AIM OF THE TASK –
Can you give all the records again without altering a single character?

▬▬▬▬▬▬

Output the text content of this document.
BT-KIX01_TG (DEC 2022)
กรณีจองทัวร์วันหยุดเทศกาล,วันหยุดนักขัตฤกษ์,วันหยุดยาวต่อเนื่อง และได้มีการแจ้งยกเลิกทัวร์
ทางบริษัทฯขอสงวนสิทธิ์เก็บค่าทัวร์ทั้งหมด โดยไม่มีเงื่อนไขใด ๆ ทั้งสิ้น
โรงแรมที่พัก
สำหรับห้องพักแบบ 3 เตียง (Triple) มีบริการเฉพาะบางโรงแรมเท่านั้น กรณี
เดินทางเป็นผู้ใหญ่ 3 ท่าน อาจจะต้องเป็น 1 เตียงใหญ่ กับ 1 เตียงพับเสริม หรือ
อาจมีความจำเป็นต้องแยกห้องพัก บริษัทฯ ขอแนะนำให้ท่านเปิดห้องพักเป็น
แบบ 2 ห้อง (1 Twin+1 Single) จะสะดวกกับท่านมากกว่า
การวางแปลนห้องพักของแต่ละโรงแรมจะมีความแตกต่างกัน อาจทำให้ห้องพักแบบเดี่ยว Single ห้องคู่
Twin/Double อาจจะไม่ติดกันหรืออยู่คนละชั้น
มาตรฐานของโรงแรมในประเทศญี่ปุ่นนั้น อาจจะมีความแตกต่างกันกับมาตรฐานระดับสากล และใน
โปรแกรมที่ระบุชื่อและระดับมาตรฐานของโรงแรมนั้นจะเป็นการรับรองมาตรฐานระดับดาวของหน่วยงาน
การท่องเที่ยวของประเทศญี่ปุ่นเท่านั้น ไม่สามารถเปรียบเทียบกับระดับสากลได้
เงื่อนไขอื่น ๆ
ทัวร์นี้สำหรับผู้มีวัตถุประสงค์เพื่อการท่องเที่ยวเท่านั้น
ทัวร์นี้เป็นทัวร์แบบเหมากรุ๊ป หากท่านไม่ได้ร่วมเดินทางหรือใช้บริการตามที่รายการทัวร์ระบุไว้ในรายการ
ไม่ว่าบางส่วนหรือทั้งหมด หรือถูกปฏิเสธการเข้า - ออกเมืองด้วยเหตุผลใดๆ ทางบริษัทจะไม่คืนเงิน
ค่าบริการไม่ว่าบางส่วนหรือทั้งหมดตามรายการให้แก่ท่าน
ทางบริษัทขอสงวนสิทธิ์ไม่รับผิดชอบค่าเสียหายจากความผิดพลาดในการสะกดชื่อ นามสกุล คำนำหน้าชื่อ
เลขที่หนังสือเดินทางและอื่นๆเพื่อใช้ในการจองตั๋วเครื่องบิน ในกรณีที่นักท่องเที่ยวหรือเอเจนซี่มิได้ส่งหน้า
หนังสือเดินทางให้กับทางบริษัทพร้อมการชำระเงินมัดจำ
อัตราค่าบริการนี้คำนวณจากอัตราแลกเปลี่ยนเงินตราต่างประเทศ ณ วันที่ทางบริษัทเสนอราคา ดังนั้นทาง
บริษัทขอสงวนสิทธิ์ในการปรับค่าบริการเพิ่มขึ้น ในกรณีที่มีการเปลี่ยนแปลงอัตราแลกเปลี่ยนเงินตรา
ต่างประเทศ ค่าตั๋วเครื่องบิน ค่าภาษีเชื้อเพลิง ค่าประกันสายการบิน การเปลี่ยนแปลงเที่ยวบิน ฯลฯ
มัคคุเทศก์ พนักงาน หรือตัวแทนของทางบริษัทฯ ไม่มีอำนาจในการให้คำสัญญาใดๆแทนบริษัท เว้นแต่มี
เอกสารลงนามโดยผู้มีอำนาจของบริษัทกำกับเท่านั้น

▬▬▬▬▬▬

RESULT OF THIS TASK –
Output the text content of this document.
BT-KIX01_TG (DEC 2022)
กรณีจองทัวร์วันหยุดเทศกาล,วันหยุดนักขัตฤกษ์,วันหยุดยาวต่อเนื่อง และได้มีการแจ้งยกเลิกทัวร์
ทางบริษัทฯขอสงวนสิทธิ์เก็บค่าทัวร์ทั้งหมด โดยไม่มีเงื่อนไขใด ๆ ทั้งสิ้น
โรงแรมที่พัก
สำหรับห้องพักแบบ 3 เตียง (Triple) มีบริการเฉพาะบางโรงแรมเท่านั้น กรณี
เดินทางเป็นผู้ใหญ่ 3 ท่าน อาจจะต้องเป็น 1 เตียงใหญ่ กับ 1 เตียงพับเสริม หรือ
อาจมีความจำเป็นต้องแยกห้องพัก บริษัทฯ ขอแนะนำให้ท่านเปิดห้องพักเป็น
แบบ 2 ห้อง (1 Twin+1 Single) จะสะดวกกับท่านมากกว่า
การวางแปลนห้องพักของแต่ละโรงแรมจะมีความแตกต่างกัน อาจทำให้ห้องพักแบบเดี่ยว Single ห้องคู่
Twin/Double อาจจะไม่ติดกันหรืออยู่คนละชั้น
มาตรฐานของโรงแรมในประเทศญี่ปุ่นนั้น อาจจะมีความแตกต่างกันกับมาตรฐานระดับสากล และใน
โปรแกรมที่ระบุชื่อและระดับมาตรฐานของโรงแรมนั้นจะเป็นการรับรองมาตรฐานระดับดาวของหน่วยงาน
การท่องเที่ยวของประเทศญี่ปุ่นเท่านั้น ไม่สามารถเปรียบเทียบกับระดับสากลได้
เงื่อนไขอื่น ๆ
ทัวร์นี้สำหรับผู้มีวัตถุประสงค์เพื่อการท่องเที่ยวเท่านั้น
ทัวร์นี้เป็นทัวร์แบบเหมากรุ๊ป หากท่านไม่ได้ร่วมเดินทางหรือใช้บริการตามที่รายการทัวร์ระบุไว้ในรายการ
ไม่ว่าบางส่วนหรือทั้งหมด หรือถูกปฏิเสธการเข้า - ออกเมืองด้วยเหตุผลใดๆ ทางบริษัทจะไม่คืนเงิน
ค่าบริการไม่ว่าบางส่วนหรือทั้งหมดตามรายการให้แก่ท่าน
ทางบริษัทขอสงวนสิทธิ์ไม่รับผิดชอบค่าเสียหายจากความผิดพลาดในการสะกดชื่อ นามสกุล คำนำหน้าชื่อ
เลขที่หนังสือเดินทางและอื่นๆเพื่อใช้ในการจองตั๋วเครื่องบิน ในกรณีที่นักท่องเที่ยวหรือเอเจนซี่มิได้ส่งหน้า
หนังสือเดินทางให้กับทางบริษัทพร้อมการชำระเงินมัดจำ
อัตราค่าบริการนี้คำนวณจากอัตราแลกเปลี่ยนเงินตราต่างประเทศ ณ วันที่ทางบริษัทเสนอราคา ดังนั้นทาง
บริษัทขอสงวนสิทธิ์ในการปรับค่าบริการเพิ่มขึ้น ในกรณีที่มีการเปลี่ยนแปลงอัตราแลกเปลี่ยนเงินตรา
ต่างประเทศ ค่าตั๋วเครื่องบิน ค่าภาษีเชื้อเพลิง ค่าประกันสายการบิน การเปลี่ยนแปลงเที่ยวบิน ฯลฯ
มัคคุเทศก์ พนักงาน หรือตัวแทนของทางบริษัทฯ ไม่มีอำนาจในการให้คำสัญญาใดๆแทนบริษัท เว้นแต่มี
เอกสารลงนามโดยผู้มีอำนาจของบริษัทกำกับเท่านั้น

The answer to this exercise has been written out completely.